### Extract to read:
● ● ● ● ●

I invited comments on Apple’s carbon-dev mailing list, and some people objected to the paragraph quoted above. In particular, Apple engineer Eric Albert wrote:
I’d probably moved more Mac OS X code to Intel than anyone else before the announcement — some of the iApps and a bunch of other apps, plus a ton of work in the OS — and of the code I’d worked on, the Cocoa apps happened to take more work than the Carbon ones. That was really nothing more than coincidence because the Carbon apps I was working on dealt with structured data better than the Cocoa ones, but there’s nothing inherently more complex about the Intel transition for Carbon than there is for Cocoa. Mathematica, which is most assuredly a complex Carbon app, took four hours to get up and running on Intel, faster than any other app I’ve seen.
The primary reason for some Carbon apps taking a long time to move to Intel was that they weren’t using Mach-O or Xcode at the time the transition was announced and both were required for Intel support.
Carbon apps already using Mach-O and Xcode came over to Intel fairly easily.
Well, that’s quite definite; I was wrong there. I was wondering why, though, and here’s what I found: the RDF is to blame…
Here’s what Steve Jobs said at the WWDC 2005 keynote, where I was physically present, and quite near the front too:
So, let’s take a look at this again: Widgets, Scripts and Java just work. Cocoa apps, literally a few days and your Cocoa app’s going to be running with an Intel version. Carbon apps, it’s to be a few weeks, a few more tweaks, although there are exceptions to that although we maybe overstating it here, which we’ll see in a minute. And and in Metrowerks we don’t know, you’ve got to get to Xcode. So the key here is getting to Xcode.
And I distinctly remember the same point being made later in the reserved “state of the union” sessions: click a checkbox in Xcode, “boom” for Cocoa… not that easy with Carbon.
There it is then. I don’t have any Carbon apps myself, and didn’t have to migrate anything from Metrowerks CodeWarrior either, so I thought Carbon was to blame for stuff like the Adobe Photoshop delay. I’ll update my original post below; thanks to everybody who sent in comments.
It’s over and reactions have been coming in from everywhere. Many people were, to put it mildly, disappointed. So how did I do?
Hardware: I said “not likely but hoped-for”. No hardware announcement, and the stock fell about $4 as soon as this became apparent – the webstore was down, but apparently just for a general style makeover.
“OS X” SDK and consolidation: nothing, so no hardware development kit either. This is actually what I’m most disappointed about. No mention of OS X at all, as far as I could make out.

● ● ● ● ●

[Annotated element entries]

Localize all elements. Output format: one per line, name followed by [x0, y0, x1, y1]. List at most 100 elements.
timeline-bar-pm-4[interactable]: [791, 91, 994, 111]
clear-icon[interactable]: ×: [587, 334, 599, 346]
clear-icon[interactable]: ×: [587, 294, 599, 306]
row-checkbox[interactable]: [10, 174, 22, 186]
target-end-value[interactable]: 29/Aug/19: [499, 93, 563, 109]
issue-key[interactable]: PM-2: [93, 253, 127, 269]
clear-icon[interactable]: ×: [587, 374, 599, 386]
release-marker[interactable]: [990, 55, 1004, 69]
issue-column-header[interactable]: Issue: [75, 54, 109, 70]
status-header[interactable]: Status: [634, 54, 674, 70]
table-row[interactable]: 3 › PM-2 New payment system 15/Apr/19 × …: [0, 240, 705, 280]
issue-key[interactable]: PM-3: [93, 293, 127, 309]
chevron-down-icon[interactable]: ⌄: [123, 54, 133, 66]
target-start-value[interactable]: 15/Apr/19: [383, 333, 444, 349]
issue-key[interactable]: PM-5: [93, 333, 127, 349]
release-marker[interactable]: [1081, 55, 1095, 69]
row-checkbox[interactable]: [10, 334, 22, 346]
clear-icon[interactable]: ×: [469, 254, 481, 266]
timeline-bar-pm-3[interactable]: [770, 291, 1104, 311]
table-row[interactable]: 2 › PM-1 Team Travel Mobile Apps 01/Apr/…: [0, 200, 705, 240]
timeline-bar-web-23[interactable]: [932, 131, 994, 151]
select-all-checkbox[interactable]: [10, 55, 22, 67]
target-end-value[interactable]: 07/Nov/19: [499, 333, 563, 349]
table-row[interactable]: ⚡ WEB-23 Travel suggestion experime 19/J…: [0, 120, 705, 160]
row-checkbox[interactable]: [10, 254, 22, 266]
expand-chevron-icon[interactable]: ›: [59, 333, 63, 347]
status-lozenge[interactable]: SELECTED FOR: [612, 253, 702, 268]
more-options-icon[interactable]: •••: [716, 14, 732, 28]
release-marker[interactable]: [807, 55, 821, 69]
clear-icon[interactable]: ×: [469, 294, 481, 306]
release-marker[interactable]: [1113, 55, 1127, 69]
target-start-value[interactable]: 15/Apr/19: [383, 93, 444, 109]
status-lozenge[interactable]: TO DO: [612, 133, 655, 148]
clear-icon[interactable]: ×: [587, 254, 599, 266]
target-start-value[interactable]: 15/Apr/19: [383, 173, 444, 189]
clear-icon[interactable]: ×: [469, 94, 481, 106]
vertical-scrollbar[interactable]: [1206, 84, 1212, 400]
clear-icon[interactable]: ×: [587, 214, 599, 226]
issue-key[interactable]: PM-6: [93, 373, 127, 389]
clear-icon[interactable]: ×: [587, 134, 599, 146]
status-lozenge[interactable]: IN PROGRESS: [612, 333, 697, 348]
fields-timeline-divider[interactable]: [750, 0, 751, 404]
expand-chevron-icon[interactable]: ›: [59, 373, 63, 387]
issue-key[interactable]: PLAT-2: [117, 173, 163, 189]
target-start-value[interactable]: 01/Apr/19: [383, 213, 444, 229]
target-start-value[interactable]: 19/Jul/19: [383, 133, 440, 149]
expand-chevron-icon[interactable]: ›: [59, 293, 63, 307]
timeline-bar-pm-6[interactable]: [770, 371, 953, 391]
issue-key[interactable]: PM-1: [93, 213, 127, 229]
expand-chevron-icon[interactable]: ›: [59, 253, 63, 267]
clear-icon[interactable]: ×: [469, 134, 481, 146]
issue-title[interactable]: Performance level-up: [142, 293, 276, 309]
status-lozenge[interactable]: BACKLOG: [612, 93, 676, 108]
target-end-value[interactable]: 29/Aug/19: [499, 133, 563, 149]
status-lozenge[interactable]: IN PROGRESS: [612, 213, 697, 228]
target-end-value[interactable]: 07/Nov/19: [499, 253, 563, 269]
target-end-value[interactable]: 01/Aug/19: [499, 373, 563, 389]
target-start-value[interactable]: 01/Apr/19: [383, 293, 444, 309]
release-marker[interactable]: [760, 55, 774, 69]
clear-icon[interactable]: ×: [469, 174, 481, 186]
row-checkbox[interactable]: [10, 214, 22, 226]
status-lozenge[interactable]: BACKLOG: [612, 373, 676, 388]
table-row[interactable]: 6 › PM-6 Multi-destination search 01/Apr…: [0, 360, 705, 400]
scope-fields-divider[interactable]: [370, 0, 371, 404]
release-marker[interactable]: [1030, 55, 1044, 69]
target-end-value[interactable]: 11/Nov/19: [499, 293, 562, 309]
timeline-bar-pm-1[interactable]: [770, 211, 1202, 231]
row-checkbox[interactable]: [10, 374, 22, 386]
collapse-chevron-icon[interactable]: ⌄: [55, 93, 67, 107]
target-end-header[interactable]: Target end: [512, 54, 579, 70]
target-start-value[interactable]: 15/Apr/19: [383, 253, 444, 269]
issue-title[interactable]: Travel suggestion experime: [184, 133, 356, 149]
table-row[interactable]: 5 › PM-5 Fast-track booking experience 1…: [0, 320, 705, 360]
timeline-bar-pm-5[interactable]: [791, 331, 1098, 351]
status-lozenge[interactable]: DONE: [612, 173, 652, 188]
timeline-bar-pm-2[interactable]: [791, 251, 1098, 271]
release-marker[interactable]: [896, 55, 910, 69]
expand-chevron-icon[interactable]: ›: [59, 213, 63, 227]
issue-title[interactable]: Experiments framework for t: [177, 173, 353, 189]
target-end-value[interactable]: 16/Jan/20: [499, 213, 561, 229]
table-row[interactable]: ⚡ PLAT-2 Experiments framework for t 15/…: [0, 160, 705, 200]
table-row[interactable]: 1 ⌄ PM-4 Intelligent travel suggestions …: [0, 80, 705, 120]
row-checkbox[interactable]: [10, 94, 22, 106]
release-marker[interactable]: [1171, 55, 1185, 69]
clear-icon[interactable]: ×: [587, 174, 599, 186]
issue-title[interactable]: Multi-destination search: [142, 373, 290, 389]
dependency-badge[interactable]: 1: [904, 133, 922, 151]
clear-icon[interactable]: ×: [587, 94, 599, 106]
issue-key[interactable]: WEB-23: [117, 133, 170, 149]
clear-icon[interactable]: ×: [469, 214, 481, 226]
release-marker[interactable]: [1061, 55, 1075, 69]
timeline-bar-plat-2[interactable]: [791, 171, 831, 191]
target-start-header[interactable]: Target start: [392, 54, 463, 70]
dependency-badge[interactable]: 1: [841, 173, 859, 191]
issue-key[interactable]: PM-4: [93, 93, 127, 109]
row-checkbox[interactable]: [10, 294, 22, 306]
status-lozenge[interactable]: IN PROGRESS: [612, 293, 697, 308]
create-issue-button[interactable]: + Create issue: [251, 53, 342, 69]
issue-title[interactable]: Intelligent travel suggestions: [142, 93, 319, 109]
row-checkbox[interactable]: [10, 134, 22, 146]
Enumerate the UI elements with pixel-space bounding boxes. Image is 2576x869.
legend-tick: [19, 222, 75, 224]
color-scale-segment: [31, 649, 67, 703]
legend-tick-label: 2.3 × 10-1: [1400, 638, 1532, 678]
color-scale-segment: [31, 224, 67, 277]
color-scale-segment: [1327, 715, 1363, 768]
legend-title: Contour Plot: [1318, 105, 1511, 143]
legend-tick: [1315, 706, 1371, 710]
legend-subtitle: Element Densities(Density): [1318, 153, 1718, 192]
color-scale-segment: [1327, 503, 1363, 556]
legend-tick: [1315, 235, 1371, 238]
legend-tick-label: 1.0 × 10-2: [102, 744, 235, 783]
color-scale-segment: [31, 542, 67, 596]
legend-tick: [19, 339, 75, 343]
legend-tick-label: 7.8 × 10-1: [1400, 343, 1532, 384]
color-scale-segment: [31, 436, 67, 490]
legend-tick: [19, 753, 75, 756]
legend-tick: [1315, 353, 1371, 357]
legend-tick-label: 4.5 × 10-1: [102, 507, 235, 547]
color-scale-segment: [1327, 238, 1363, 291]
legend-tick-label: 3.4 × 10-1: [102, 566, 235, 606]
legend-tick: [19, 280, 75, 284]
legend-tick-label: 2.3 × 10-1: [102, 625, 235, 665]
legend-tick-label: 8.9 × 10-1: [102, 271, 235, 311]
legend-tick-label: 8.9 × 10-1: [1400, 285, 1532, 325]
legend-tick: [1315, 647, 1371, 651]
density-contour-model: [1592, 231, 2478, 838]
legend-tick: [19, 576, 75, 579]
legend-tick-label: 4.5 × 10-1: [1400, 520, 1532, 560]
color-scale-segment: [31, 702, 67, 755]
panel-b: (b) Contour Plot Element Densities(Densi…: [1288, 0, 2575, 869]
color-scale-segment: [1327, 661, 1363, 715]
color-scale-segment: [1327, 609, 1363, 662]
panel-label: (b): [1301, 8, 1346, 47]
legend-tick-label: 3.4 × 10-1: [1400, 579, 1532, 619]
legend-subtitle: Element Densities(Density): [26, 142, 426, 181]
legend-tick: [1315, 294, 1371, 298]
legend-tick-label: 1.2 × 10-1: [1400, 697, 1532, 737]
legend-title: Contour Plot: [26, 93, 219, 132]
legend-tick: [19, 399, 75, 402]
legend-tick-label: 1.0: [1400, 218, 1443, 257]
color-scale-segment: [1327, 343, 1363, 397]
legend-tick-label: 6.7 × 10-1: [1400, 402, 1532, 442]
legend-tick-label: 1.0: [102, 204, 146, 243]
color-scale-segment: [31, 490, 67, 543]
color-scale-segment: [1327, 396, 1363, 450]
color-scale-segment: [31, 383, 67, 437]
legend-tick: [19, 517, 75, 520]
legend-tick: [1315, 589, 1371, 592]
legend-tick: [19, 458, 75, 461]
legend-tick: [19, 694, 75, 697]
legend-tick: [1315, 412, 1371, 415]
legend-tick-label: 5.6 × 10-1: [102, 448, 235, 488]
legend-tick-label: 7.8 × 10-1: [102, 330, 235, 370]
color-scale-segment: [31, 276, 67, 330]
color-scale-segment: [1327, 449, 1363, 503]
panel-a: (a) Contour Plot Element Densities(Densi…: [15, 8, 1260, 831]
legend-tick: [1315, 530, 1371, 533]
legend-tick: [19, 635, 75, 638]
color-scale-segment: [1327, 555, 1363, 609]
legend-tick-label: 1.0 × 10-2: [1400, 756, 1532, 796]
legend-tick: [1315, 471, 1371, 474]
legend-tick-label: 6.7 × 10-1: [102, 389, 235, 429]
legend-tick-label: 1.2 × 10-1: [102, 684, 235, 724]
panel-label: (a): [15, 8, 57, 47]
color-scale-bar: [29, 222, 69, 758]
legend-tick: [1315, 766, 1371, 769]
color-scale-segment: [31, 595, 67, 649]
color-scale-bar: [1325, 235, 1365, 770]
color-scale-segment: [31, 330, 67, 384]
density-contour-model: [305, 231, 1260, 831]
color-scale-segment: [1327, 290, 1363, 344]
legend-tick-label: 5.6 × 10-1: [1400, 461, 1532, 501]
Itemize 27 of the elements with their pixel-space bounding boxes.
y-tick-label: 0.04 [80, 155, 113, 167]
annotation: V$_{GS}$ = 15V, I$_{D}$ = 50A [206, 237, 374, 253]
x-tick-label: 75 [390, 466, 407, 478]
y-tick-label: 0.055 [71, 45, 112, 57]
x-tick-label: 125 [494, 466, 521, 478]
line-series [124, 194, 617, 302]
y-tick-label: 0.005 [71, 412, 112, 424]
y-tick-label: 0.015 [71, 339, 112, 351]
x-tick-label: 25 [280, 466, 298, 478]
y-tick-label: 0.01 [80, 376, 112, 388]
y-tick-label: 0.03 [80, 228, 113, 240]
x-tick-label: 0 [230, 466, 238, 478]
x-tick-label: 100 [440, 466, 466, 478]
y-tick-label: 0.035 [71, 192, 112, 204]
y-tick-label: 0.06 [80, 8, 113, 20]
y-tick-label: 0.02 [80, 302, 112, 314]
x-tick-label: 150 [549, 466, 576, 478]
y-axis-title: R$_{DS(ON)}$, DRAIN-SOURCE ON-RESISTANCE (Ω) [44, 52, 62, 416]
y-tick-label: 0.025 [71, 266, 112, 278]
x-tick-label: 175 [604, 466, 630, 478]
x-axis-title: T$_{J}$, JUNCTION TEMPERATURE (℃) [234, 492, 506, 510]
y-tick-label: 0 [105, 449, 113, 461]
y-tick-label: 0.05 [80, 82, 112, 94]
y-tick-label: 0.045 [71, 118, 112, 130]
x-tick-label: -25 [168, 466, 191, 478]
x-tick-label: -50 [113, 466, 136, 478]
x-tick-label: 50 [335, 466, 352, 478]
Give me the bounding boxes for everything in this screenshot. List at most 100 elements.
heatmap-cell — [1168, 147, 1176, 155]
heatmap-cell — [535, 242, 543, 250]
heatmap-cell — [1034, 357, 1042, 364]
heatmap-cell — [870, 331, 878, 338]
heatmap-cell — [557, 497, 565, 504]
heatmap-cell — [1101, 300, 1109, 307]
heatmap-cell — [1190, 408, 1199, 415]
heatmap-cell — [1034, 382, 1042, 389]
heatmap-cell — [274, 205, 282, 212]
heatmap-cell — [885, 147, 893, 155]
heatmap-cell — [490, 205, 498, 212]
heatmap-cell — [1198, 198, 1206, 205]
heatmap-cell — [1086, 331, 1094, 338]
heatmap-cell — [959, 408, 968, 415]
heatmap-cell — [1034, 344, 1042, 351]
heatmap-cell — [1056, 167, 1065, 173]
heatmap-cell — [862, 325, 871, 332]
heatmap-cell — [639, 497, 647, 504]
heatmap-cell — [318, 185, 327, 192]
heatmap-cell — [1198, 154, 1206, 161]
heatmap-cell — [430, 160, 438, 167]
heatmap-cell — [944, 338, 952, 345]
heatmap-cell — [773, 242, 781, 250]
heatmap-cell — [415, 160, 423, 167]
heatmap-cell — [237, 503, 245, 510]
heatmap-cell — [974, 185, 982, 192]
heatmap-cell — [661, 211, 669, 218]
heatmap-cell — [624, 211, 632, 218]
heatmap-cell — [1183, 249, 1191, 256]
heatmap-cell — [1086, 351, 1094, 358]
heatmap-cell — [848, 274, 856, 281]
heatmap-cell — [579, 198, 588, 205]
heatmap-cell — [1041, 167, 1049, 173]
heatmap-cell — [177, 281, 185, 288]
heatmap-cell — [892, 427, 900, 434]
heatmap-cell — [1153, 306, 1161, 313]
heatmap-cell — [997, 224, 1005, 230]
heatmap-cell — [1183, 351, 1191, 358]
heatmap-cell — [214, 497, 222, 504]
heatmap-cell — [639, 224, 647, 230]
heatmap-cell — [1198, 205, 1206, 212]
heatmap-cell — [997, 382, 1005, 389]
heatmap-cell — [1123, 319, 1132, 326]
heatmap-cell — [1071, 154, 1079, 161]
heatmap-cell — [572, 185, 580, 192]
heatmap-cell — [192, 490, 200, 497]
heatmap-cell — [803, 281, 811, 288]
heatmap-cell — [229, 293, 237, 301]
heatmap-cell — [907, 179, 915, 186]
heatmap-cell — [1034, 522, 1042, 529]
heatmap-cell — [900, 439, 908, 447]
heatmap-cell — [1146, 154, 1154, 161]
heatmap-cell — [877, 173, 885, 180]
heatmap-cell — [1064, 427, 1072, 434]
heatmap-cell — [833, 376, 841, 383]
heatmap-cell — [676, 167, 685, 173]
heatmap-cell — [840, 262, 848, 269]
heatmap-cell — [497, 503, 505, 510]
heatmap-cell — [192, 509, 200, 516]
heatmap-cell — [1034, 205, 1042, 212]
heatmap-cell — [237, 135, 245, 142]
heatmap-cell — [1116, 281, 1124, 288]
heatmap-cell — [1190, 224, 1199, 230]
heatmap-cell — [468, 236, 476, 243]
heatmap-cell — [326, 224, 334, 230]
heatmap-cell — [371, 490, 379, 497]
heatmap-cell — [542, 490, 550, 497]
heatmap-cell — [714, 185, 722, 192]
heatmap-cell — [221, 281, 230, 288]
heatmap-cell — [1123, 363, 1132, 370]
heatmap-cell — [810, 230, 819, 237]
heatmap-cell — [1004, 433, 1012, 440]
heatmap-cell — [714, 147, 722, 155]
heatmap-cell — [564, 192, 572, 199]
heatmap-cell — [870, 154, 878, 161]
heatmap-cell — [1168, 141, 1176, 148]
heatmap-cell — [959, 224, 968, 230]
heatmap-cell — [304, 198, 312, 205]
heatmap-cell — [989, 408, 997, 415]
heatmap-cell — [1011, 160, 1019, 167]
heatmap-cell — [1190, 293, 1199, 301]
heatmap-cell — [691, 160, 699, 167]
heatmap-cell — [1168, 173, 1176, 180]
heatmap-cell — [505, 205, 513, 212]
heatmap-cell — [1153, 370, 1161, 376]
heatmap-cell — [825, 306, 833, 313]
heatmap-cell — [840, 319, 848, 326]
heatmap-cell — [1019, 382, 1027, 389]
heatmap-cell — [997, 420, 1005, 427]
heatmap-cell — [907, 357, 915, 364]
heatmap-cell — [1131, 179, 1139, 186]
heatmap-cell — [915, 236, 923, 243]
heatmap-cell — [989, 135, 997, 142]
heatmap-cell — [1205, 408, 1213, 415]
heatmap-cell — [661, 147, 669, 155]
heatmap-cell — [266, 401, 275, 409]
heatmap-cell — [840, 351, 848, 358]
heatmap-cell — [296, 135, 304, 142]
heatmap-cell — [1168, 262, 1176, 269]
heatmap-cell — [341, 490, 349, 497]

● ● ● ● ●

### Written task 1:
Return the passage of the post on the Intel transition from "And I distinctly" to "general style makeover.".
### Written task 2:
Retype the rows from the very first line through the line that contains "table-row[interactable]: 2 ›", with both of those lines included.
The rows bear no relation to the post on the Intel transition.

### Correct output 1:
And I distinctly remember the same point being made later in the reserved “state of the union” sessions: click a checkbox in Xcode, “boom” for Cocoa… not that easy with Carbon.
There it is then. I don’t have any Carbon apps myself, and didn’t have to migrate anything from Metrowerks CodeWarrior either, so I thought Carbon was to blame for stuff like the Adobe Photoshop delay. I’ll update my original post below; thanks to everybody who sent in comments.
It’s over and reactions have been coming in from everywhere. Many people were, to put it mildly, disappointed. So how did I do?
Hardware: I said “not likely but hoped-for”. No hardware announcement, and the stock fell about $4 as soon as this became apparent – the webstore was down, but apparently just for a general style makeover.

### Correct output 2:
Localize all elements. Output format: one per line, name followed by [x0, y0, x1, y1]. List at most 100 elements.
timeline-bar-pm-4[interactable]: [791, 91, 994, 111]
clear-icon[interactable]: ×: [587, 334, 599, 346]
clear-icon[interactable]: ×: [587, 294, 599, 306]
row-checkbox[interactable]: [10, 174, 22, 186]
target-end-value[interactable]: 29/Aug/19: [499, 93, 563, 109]
issue-key[interactable]: PM-2: [93, 253, 127, 269]
clear-icon[interactable]: ×: [587, 374, 599, 386]
release-marker[interactable]: [990, 55, 1004, 69]
issue-column-header[interactable]: Issue: [75, 54, 109, 70]
status-header[interactable]: Status: [634, 54, 674, 70]
table-row[interactable]: 3 › PM-2 New payment system 15/Apr/19 × …: [0, 240, 705, 280]
issue-key[interactable]: PM-3: [93, 293, 127, 309]
chevron-down-icon[interactable]: ⌄: [123, 54, 133, 66]
target-start-value[interactable]: 15/Apr/19: [383, 333, 444, 349]
issue-key[interactable]: PM-5: [93, 333, 127, 349]
release-marker[interactable]: [1081, 55, 1095, 69]
row-checkbox[interactable]: [10, 334, 22, 346]
clear-icon[interactable]: ×: [469, 254, 481, 266]
timeline-bar-pm-3[interactable]: [770, 291, 1104, 311]
table-row[interactable]: 2 › PM-1 Team Travel Mobile Apps 01/Apr/…: [0, 200, 705, 240]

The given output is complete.